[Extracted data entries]

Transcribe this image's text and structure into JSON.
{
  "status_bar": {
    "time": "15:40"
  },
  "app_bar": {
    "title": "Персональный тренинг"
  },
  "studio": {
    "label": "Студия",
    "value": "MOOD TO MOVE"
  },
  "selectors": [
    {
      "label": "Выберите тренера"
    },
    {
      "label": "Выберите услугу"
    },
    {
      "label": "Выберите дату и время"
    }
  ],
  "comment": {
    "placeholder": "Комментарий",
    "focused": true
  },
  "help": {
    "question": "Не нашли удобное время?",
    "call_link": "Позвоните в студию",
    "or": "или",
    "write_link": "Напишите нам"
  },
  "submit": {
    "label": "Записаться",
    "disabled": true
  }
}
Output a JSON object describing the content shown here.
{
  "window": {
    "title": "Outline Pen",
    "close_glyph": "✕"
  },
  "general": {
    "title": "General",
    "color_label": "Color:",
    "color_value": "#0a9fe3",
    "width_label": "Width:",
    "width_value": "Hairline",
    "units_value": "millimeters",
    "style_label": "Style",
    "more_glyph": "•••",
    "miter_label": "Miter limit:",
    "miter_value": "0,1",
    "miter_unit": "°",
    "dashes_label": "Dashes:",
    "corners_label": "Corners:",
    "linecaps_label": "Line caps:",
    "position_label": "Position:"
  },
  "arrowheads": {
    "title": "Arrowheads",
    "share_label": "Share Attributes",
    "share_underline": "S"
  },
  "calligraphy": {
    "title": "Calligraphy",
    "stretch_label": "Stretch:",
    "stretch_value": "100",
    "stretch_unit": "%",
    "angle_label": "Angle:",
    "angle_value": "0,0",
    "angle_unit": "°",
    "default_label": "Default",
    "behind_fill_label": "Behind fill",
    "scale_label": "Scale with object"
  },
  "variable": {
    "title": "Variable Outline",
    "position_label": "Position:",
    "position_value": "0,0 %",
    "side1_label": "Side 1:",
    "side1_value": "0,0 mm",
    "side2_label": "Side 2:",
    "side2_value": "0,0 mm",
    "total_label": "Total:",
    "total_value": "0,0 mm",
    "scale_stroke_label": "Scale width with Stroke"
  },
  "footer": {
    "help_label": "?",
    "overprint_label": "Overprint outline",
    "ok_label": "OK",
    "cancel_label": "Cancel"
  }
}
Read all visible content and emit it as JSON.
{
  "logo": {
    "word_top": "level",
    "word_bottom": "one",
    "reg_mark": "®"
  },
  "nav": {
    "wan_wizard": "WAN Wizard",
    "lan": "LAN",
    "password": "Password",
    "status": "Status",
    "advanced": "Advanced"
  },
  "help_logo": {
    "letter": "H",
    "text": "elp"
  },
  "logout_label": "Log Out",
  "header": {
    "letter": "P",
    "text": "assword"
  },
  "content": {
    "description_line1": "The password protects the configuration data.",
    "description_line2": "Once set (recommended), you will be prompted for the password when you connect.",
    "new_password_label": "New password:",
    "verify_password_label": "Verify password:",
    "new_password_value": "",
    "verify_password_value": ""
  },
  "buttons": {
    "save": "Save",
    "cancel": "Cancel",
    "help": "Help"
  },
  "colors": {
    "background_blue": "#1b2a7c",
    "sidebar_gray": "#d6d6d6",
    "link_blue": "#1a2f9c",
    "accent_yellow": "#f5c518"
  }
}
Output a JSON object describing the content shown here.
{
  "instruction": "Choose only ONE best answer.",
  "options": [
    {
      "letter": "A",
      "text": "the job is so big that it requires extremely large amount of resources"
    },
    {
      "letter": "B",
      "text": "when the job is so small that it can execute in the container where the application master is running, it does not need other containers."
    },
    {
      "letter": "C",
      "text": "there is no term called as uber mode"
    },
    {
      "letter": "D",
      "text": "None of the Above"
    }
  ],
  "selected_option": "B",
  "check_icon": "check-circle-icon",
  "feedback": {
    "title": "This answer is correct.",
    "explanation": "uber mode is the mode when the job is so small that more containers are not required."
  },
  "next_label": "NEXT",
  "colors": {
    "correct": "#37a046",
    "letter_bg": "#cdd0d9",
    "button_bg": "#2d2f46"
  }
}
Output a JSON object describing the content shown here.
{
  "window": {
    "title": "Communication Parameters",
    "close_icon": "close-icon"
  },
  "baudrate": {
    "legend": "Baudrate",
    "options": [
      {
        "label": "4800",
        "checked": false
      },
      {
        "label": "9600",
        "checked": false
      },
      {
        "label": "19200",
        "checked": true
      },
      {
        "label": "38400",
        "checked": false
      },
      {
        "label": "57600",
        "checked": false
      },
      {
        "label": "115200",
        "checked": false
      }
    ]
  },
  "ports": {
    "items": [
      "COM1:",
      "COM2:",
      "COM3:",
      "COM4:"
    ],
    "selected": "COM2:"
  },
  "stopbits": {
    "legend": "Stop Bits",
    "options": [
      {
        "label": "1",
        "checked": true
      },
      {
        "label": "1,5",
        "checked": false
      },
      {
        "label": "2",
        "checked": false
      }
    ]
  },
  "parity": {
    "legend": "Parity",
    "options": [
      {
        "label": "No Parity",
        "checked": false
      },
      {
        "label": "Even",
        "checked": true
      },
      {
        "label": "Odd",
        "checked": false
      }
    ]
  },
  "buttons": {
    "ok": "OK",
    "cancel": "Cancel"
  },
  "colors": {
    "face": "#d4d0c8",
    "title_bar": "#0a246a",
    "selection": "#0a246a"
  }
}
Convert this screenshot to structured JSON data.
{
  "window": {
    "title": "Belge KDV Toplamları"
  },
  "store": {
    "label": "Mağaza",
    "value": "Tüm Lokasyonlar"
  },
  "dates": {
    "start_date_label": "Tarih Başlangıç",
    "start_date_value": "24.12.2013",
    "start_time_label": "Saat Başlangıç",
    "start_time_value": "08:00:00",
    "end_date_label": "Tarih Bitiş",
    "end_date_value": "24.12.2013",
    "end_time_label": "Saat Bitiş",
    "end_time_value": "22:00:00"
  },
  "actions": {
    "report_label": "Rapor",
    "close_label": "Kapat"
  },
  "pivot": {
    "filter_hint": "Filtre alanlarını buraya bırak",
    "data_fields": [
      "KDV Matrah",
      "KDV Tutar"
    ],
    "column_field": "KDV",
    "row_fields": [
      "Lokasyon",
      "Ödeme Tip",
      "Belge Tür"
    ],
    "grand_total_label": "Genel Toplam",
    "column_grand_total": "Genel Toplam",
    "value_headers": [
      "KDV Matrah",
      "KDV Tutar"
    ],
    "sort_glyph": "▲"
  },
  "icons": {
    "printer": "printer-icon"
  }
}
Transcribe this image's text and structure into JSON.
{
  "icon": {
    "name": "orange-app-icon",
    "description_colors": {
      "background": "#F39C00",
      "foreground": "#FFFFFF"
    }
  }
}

◆ Problem to work on: Above are the records; retype them all without a single difference.

◆ Output of the task:
Transcribe this image's text and structure into JSON.
{
  "status_bar": {
    "time": "15:40"
  },
  "app_bar": {
    "title": "Персональный тренинг"
  },
  "studio": {
    "label": "Студия",
    "value": "MOOD TO MOVE"
  },
  "selectors": [
    {
      "label": "Выберите тренера"
    },
    {
      "label": "Выберите услугу"
    },
    {
      "label": "Выберите дату и время"
    }
  ],
  "comment": {
    "placeholder": "Комментарий",
    "focused": true
  },
  "help": {
    "question": "Не нашли удобное время?",
    "call_link": "Позвоните в студию",
    "or": "или",
    "write_link": "Напишите нам"
  },
  "submit": {
    "label": "Записаться",
    "disabled": true
  }
}
Output a JSON object describing the content shown here.
{
  "window": {
    "title": "Outline Pen",
    "close_glyph": "✕"
  },
  "general": {
    "title": "General",
    "color_label": "Color:",
    "color_value": "#0a9fe3",
    "width_label": "Width:",
    "width_value": "Hairline",
    "units_value": "millimeters",
    "style_label": "Style",
    "more_glyph": "•••",
    "miter_label": "Miter limit:",
    "miter_value": "0,1",
    "miter_unit": "°",
    "dashes_label": "Dashes:",
    "corners_label": "Corners:",
    "linecaps_label": "Line caps:",
    "position_label": "Position:"
  },
  "arrowheads": {
    "title": "Arrowheads",
    "share_label": "Share Attributes",
    "share_underline": "S"
  },
  "calligraphy": {
    "title": "Calligraphy",
    "stretch_label": "Stretch:",
    "stretch_value": "100",
    "stretch_unit": "%",
    "angle_label": "Angle:",
    "angle_value": "0,0",
    "angle_unit": "°",
    "default_label": "Default",
    "behind_fill_label": "Behind fill",
    "scale_label": "Scale with object"
  },
  "variable": {
    "title": "Variable Outline",
    "position_label": "Position:",
    "position_value": "0,0 %",
    "side1_label": "Side 1:",
    "side1_value": "0,0 mm",
    "side2_label": "Side 2:",
    "side2_value": "0,0 mm",
    "total_label": "Total:",
    "total_value": "0,0 mm",
    "scale_stroke_label": "Scale width with Stroke"
  },
  "footer": {
    "help_label": "?",
    "overprint_label": "Overprint outline",
    "ok_label": "OK",
    "cancel_label": "Cancel"
  }
}
Read all visible content and emit it as JSON.
{
  "logo": {
    "word_top": "level",
    "word_bottom": "one",
    "reg_mark": "®"
  },
  "nav": {
    "wan_wizard": "WAN Wizard",
    "lan": "LAN",
    "password": "Password",
    "status": "Status",
    "advanced": "Advanced"
  },
  "help_logo": {
    "letter": "H",
    "text": "elp"
  },
  "logout_label": "Log Out",
  "header": {
    "letter": "P",
    "text": "assword"
  },
  "content": {
    "description_line1": "The password protects the configuration data.",
    "description_line2": "Once set (recommended), you will be prompted for the password when you connect.",
    "new_password_label": "New password:",
    "verify_password_label": "Verify password:",
    "new_password_value": "",
    "verify_password_value": ""
  },
  "buttons": {
    "save": "Save",
    "cancel": "Cancel",
    "help": "Help"
  },
  "colors": {
    "background_blue": "#1b2a7c",
    "sidebar_gray": "#d6d6d6",
    "link_blue": "#1a2f9c",
    "accent_yellow": "#f5c518"
  }
}
Output a JSON object describing the content shown here.
{
  "instruction": "Choose only ONE best answer.",
  "options": [
    {
      "letter": "A",
      "text": "the job is so big that it requires extremely large amount of resources"
    },
    {
      "letter": "B",
      "text": "when the job is so small that it can execute in the container where the application master is running, it does not need other containers."
    },
    {
      "letter": "C",
      "text": "there is no term called as uber mode"
    },
    {
      "letter": "D",
      "text": "None of the Above"
    }
  ],
  "selected_option": "B",
  "check_icon": "check-circle-icon",
  "feedback": {
    "title": "This answer is correct.",
    "explanation": "uber mode is the mode when the job is so small that more containers are not required."
  },
  "next_label": "NEXT",
  "colors": {
    "correct": "#37a046",
    "letter_bg": "#cdd0d9",
    "button_bg": "#2d2f46"
  }
}
Output a JSON object describing the content shown here.
{
  "window": {
    "title": "Communication Parameters",
    "close_icon": "close-icon"
  },
  "baudrate": {
    "legend": "Baudrate",
    "options": [
      {
        "label": "4800",
        "checked": false
      },
      {
        "label": "9600",
        "checked": false
      },
      {
        "label": "19200",
        "checked": true
      },
      {
        "label": "38400",
        "checked": false
      },
      {
        "label": "57600",
        "checked": false
      },
      {
        "label": "115200",
        "checked": false
      }
    ]
  },
  "ports": {
    "items": [
      "COM1:",
      "COM2:",
      "COM3:",
      "COM4:"
    ],
    "selected": "COM2:"
  },
  "stopbits": {
    "legend": "Stop Bits",
    "options": [
      {
        "label": "1",
        "checked": true
      },
      {
        "label": "1,5",
        "checked": false
      },
      {
        "label": "2",
        "checked": false
      }
    ]
  },
  "parity": {
    "legend": "Parity",
    "options": [
      {
        "label": "No Parity",
        "checked": false
      },
      {
        "label": "Even",
        "checked": true
      },
      {
        "label": "Odd",
        "checked": false
      }
    ]
  },
  "buttons": {
    "ok": "OK",
    "cancel": "Cancel"
  },
  "colors": {
    "face": "#d4d0c8",
    "title_bar": "#0a246a",
    "selection": "#0a246a"
  }
}
Convert this screenshot to structured JSON data.
{
  "window": {
    "title": "Belge KDV Toplamları"
  },
  "store": {
    "label": "Mağaza",
    "value": "Tüm Lokasyonlar"
  },
  "dates": {
    "start_date_label": "Tarih Başlangıç",
    "start_date_value": "24.12.2013",
    "start_time_label": "Saat Başlangıç",
    "start_time_value": "08:00:00",
    "end_date_label": "Tarih Bitiş",
    "end_date_value": "24.12.2013",
    "end_time_label": "Saat Bitiş",
    "end_time_value": "22:00:00"
  },
  "actions": {
    "report_label": "Rapor",
    "close_label": "Kapat"
  },
  "pivot": {
    "filter_hint": "Filtre alanlarını buraya bırak",
    "data_fields": [
      "KDV Matrah",
      "KDV Tutar"
    ],
    "column_field": "KDV",
    "row_fields": [
      "Lokasyon",
      "Ödeme Tip",
      "Belge Tür"
    ],
    "grand_total_label": "Genel Toplam",
    "column_grand_total": "Genel Toplam",
    "value_headers": [
      "KDV Matrah",
      "KDV Tutar"
    ],
    "sort_glyph": "▲"
  },
  "icons": {
    "printer": "printer-icon"
  }
}
Transcribe this image's text and structure into JSON.
{
  "icon": {
    "name": "orange-app-icon",
    "description_colors": {
      "background": "#F39C00",
      "foreground": "#FFFFFF"
    }
  }
}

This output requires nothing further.